### EXCERPT:
Accordingly, the demolition of Giants Stadium is a matter of values as well as economics. Assuming our economy recovers, the new stadium will probably make more money than the old. Despite Springsteen's lament, Giants Stadium lacked both the personality and character that was needed to generate the affection required to preserve it. Even Bruce has come to see the demolition as a metaphor for aging and ultimately does not question the need for its eventual demise.
In American culture it seems as if there is something inevitable about the march of time - this cycle of build, destroy then rebuild. It is the story of a nation that is forging ahead and constantly reinventing itself. But just as we used the destruction of New York's Penn Station to garner support for the preservation of Grand Central, we need to build for the duration and then learn to value what we build.
One of the reasons that environmental protection enjoys broad public support in the United States is that everyone has seen something they were attached to be destroyed by the "progress" of the modern economy. We all have a place where we hiked or camped as a kid that is now a strip mall or condominiums. The un-credited Associated Press piece on the demolition of Giant Stadium included an interview with a local guy who told a similar story:
The only person watching who was not a member of the media or a construction or demolition worker was Brian Moran, a 50-year sheet metal worker who was sidelined with a broken foot. The Carlstadt native who now lives in Hasbrouck Heights worked on the renovation of Giants Stadium, the building of the new stadium and the ski slope on the Xanadu project in the Meadowlands sports complex.
"I hunted here with my family when I was 10, 40 years ago," Moran said of the ground on which Giants Stadium was built. "It was all marsh. We used to launch our canoes from where Stiletto's go-go bar is located and had our blinds in here."
Sustainable construction is more than bricks-and-mortar, although obviously the structures we construct must be durable and easy to maintain. It also involves design, and providing the places we inhabit and use with character and experiences that we treasure and can connect to. It is true that sometimes it is cheaper to reconstruct than to renovate - but that only happens when structures are so undervalued that they are allowed to deteriorate. A case in point is the Prospect Plaza apartment buildings owned by the New York City Housing Authority. According to Manny Fernandez's excellent piece in the New York Times:
Ilene Popkin, the agency's assistant deputy general manager for development, said it would cost $481,000 to renovate each of the 269 apartments. Demolishing the structures and building 361 new units would cost $381,700 per unit. Ms. Popkin and other officials said the three buildings had deteriorated from vandalism and exposure to the elements...
The process that led to this deterioration was a combination of poor political decision-making, social dysfunction, uninspired architecture and mismanagement. As a result, we are now faced with only two costly options, and given the need for affordable housing in New York City, we will eventually see reconstruction.
The case of Giants Stadium is very different: A money-making facility was replaced by one that could make more money. However, in both cases, two structures built only around 35 years ago are being demolished. If we are to build a sustainable city around here, we are going to have to make sure our structures last longer than that.

### ENTRIES SHOWN:
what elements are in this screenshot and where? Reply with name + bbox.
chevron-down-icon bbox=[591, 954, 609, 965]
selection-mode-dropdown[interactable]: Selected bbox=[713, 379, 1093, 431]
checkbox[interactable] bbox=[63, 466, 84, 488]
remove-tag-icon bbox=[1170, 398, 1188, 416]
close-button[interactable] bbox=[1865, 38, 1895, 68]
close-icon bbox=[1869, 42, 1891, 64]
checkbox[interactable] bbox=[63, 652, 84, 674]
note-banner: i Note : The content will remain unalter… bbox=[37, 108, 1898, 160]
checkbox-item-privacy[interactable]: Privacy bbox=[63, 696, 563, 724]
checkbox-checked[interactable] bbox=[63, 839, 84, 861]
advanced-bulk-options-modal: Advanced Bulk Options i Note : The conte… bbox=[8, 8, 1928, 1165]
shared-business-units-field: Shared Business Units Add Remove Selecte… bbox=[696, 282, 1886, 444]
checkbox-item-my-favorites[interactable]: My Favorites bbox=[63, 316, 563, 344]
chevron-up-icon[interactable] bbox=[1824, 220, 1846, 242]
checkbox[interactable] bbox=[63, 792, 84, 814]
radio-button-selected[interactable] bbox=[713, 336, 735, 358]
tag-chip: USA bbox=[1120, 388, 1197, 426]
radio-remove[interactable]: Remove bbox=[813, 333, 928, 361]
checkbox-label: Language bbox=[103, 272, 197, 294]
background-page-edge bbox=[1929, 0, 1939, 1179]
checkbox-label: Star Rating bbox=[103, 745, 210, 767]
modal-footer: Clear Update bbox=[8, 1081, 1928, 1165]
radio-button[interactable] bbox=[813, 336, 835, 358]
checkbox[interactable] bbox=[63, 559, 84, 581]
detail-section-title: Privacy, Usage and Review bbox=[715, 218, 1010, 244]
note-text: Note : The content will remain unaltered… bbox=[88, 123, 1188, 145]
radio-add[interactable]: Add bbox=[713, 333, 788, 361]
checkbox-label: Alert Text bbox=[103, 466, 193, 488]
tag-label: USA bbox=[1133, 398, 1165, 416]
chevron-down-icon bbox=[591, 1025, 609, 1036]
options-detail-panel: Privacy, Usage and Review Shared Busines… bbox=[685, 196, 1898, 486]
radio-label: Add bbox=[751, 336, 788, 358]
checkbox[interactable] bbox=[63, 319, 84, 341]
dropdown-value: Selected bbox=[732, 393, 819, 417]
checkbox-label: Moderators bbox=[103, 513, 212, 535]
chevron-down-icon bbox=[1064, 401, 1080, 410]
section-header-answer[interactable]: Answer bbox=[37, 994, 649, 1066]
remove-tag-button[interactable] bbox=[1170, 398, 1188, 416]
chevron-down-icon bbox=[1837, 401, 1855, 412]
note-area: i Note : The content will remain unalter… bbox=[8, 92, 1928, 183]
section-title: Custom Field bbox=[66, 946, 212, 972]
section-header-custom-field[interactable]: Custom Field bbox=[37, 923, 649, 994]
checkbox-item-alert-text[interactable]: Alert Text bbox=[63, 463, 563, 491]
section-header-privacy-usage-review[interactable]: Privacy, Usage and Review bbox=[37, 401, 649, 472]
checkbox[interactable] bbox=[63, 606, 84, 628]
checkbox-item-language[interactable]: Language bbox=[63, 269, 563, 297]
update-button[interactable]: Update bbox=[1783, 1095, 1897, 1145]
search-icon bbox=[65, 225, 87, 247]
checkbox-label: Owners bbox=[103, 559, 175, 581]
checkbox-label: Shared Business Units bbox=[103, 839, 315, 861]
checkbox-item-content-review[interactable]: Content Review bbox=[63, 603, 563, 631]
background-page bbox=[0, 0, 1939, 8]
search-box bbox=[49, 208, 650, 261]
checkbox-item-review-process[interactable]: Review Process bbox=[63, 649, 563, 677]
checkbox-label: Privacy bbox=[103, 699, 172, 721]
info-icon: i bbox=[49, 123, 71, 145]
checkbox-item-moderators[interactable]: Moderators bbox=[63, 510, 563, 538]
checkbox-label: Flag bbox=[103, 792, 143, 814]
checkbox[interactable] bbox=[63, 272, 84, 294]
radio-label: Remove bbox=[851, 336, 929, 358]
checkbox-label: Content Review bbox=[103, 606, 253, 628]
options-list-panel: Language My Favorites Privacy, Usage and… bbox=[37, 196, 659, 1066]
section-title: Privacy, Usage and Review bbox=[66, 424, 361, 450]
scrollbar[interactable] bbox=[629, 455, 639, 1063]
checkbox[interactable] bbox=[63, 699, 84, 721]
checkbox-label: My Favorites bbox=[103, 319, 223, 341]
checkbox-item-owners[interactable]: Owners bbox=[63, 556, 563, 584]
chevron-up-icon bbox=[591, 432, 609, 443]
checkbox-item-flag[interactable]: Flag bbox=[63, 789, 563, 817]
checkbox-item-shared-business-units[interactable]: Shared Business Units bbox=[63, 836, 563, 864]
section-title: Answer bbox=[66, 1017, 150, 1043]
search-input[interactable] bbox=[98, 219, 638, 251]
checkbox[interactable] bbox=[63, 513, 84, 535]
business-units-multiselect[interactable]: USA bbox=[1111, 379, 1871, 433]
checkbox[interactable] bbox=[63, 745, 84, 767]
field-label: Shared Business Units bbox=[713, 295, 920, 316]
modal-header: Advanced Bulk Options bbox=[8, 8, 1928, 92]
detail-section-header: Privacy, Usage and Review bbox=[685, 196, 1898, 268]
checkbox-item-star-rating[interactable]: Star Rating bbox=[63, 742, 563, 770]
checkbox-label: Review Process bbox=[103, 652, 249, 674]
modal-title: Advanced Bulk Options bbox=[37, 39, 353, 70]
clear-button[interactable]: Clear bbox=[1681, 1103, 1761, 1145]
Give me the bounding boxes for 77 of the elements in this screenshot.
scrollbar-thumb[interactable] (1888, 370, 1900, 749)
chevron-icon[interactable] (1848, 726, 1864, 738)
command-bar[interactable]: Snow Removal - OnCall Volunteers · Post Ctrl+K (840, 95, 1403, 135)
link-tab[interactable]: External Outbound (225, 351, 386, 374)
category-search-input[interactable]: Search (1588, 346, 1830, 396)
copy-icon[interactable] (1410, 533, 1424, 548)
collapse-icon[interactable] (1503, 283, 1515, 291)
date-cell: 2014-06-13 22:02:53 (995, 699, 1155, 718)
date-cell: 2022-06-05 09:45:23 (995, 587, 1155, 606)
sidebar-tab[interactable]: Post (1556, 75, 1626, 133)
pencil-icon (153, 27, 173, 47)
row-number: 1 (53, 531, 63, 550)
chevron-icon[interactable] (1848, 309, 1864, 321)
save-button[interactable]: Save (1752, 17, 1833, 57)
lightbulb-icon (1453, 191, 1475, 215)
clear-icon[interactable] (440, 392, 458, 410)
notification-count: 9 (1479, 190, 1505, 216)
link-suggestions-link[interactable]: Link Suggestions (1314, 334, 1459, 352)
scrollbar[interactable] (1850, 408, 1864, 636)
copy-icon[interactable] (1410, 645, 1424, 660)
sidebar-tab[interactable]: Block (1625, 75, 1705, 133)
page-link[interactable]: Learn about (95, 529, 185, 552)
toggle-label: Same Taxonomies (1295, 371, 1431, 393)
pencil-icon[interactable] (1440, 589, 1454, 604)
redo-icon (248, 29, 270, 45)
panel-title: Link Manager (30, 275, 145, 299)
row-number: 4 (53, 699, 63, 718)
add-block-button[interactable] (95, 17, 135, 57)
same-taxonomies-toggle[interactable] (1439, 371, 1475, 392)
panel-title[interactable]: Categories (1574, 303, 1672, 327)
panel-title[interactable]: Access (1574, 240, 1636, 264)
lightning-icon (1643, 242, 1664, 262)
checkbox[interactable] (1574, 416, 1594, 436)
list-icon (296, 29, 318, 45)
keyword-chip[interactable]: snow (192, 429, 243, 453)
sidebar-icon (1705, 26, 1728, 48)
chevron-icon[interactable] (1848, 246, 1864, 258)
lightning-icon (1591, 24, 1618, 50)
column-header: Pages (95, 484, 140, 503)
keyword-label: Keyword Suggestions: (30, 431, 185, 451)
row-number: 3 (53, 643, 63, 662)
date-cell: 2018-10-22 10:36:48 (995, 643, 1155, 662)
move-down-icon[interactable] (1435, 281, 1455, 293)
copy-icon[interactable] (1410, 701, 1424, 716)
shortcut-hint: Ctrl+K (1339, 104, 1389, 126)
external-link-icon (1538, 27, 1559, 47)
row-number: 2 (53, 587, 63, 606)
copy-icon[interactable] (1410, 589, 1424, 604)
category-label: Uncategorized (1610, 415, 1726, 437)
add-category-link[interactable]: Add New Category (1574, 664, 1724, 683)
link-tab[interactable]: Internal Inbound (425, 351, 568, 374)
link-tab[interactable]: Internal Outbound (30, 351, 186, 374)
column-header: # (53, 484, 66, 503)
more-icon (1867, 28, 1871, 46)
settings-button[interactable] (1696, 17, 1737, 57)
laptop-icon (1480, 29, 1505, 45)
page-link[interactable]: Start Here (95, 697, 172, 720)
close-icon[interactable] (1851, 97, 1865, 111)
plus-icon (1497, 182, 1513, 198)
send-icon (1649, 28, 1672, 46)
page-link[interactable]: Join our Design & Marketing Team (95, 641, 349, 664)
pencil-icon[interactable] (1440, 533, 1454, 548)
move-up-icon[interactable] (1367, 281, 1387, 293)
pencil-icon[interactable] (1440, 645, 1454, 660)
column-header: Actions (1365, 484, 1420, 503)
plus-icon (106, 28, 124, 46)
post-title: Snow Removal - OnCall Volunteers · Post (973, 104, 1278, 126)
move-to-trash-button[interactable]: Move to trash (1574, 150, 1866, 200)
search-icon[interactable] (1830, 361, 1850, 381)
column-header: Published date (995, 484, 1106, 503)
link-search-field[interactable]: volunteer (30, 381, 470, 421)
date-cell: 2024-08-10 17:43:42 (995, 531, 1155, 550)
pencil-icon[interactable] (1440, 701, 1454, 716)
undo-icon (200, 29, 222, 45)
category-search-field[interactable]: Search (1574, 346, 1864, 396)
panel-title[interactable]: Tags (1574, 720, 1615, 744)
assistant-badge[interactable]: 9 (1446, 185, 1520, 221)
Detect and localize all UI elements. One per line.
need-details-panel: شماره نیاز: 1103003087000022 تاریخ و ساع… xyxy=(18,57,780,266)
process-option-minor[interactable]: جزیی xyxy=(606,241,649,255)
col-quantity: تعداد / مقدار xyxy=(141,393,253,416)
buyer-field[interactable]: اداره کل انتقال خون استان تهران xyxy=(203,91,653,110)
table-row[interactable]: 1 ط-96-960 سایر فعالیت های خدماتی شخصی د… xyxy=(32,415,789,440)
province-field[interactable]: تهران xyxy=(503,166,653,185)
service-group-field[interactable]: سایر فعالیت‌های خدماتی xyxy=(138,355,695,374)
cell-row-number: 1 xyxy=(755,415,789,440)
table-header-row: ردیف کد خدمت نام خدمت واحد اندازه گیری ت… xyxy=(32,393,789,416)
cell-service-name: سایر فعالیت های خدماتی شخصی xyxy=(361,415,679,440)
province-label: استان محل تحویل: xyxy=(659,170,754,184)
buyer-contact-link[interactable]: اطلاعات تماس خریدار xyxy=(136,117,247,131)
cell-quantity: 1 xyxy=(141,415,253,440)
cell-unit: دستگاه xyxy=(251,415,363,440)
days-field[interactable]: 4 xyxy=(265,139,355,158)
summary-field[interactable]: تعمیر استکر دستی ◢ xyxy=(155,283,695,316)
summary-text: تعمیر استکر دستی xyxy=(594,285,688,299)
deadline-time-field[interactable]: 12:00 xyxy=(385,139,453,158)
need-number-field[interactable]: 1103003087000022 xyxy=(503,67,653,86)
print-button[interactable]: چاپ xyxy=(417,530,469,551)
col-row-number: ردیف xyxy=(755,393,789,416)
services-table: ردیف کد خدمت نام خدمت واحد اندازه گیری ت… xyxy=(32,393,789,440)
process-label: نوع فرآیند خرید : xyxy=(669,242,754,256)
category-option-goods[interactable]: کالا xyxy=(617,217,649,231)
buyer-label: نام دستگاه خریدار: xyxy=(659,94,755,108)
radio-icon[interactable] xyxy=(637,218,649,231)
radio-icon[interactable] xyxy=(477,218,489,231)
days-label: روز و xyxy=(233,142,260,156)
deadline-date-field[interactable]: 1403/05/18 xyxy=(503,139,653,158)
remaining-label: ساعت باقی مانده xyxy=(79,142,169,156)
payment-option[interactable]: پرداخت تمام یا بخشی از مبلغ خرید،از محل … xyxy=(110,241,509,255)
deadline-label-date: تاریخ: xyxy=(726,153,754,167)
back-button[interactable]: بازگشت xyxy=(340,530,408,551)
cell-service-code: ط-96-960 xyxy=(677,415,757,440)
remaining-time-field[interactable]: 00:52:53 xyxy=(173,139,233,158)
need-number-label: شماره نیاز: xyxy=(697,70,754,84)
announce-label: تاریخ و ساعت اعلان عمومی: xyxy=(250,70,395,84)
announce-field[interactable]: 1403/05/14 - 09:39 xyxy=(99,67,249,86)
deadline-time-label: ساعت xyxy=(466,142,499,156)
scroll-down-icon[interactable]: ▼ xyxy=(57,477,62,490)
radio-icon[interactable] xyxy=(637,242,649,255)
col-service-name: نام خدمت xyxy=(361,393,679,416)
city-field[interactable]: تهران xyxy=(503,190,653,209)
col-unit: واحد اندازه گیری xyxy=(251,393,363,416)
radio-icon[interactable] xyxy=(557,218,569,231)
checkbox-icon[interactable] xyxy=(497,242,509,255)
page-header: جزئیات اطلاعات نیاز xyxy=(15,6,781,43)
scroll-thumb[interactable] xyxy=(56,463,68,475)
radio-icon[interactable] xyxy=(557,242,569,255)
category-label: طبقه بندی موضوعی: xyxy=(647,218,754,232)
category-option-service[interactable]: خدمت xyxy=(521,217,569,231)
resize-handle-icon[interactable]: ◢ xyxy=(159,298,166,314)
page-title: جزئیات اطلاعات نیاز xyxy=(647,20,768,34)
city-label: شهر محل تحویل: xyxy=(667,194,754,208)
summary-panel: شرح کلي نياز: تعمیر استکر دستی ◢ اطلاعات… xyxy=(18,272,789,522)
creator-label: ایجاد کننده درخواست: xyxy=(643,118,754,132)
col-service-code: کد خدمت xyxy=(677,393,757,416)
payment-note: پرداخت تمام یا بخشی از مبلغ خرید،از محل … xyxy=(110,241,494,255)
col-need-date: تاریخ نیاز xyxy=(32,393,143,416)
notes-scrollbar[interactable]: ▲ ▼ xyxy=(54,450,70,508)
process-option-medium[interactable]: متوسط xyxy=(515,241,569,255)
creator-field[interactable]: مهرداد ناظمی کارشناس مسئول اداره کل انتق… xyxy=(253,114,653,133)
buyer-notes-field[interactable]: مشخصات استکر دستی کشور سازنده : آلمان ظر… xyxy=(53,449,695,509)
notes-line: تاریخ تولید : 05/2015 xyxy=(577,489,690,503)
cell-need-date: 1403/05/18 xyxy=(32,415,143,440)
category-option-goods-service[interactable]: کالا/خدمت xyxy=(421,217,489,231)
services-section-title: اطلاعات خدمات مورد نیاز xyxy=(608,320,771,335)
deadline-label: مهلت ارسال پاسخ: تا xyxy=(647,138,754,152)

### PROBLEM:
Retype the passage on the Giants Stadium demolition word for word, starting with "Accordingly, the demolition" and going on through "its eventual demise.". Rely solely on the text in responding.

### EXPECTED ANSWER:
Accordingly, the demolition of Giants Stadium is a matter of values as well as economics. Assuming our economy recovers, the new stadium will probably make more money than the old. Despite Springsteen's lament, Giants Stadium lacked both the personality and character that was needed to generate the affection required to preserve it. Even Bruce has come to see the demolition as a metaphor for aging and ultimately does not question the need for its eventual demise.